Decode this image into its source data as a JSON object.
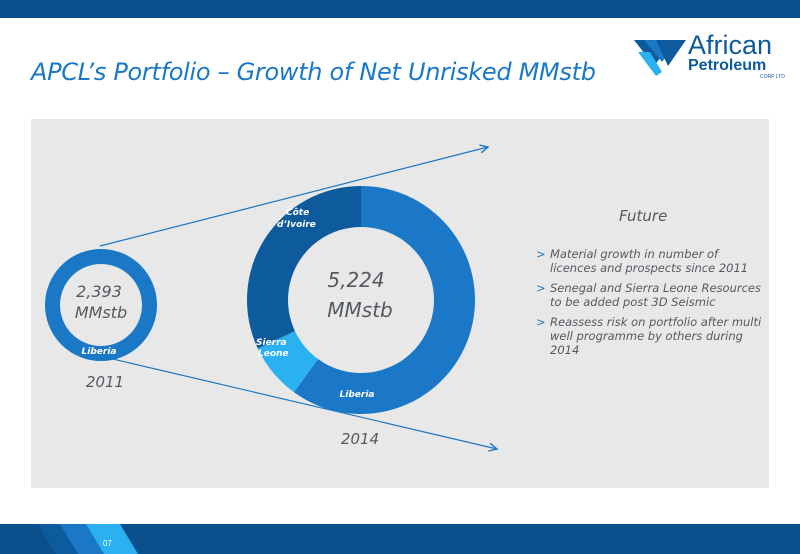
{
  "slide": {
    "title": "APCL’s Portfolio – Growth of Net Unrisked MMstb",
    "page_number": "07"
  },
  "logo": {
    "word1": "African",
    "word2": "Petroleum",
    "sub": "CORP LTD"
  },
  "future": {
    "title": "Future",
    "items": [
      "Material growth in number of licences and prospects since 2011",
      "Senegal and Sierra Leone Resources to be added post 3D Seismic",
      "Reassess risk on portfolio after multi well programme by others during 2014"
    ]
  },
  "chart_data": [
    {
      "type": "pie",
      "year": "2011",
      "center_value": "2,393",
      "center_unit": "MMstb",
      "slices": [
        {
          "label": "Liberia",
          "share": 1.0,
          "color": "#1a78c6"
        }
      ]
    },
    {
      "type": "pie",
      "year": "2014",
      "center_value": "5,224",
      "center_unit": "MMstb",
      "slices": [
        {
          "label": "Liberia",
          "share": 0.6,
          "color": "#1a78c6"
        },
        {
          "label": "Sierra Leone",
          "share": 0.08,
          "color": "#2bb0f2"
        },
        {
          "label": "Côte d’Ivoire",
          "share": 0.32,
          "color": "#0d5a9c"
        }
      ]
    }
  ],
  "colors": {
    "brand_dark": "#0b4f8c",
    "brand": "#1a78c6",
    "panel": "#e8e8e9"
  }
}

__________

TASK DETAILS -> Return each line with "label".

COMPLETED TASK ->
          "label": "Liberia",
          "label": "Liberia",
          "label": "Sierra Leone",
          "label": "Côte d’Ivoire",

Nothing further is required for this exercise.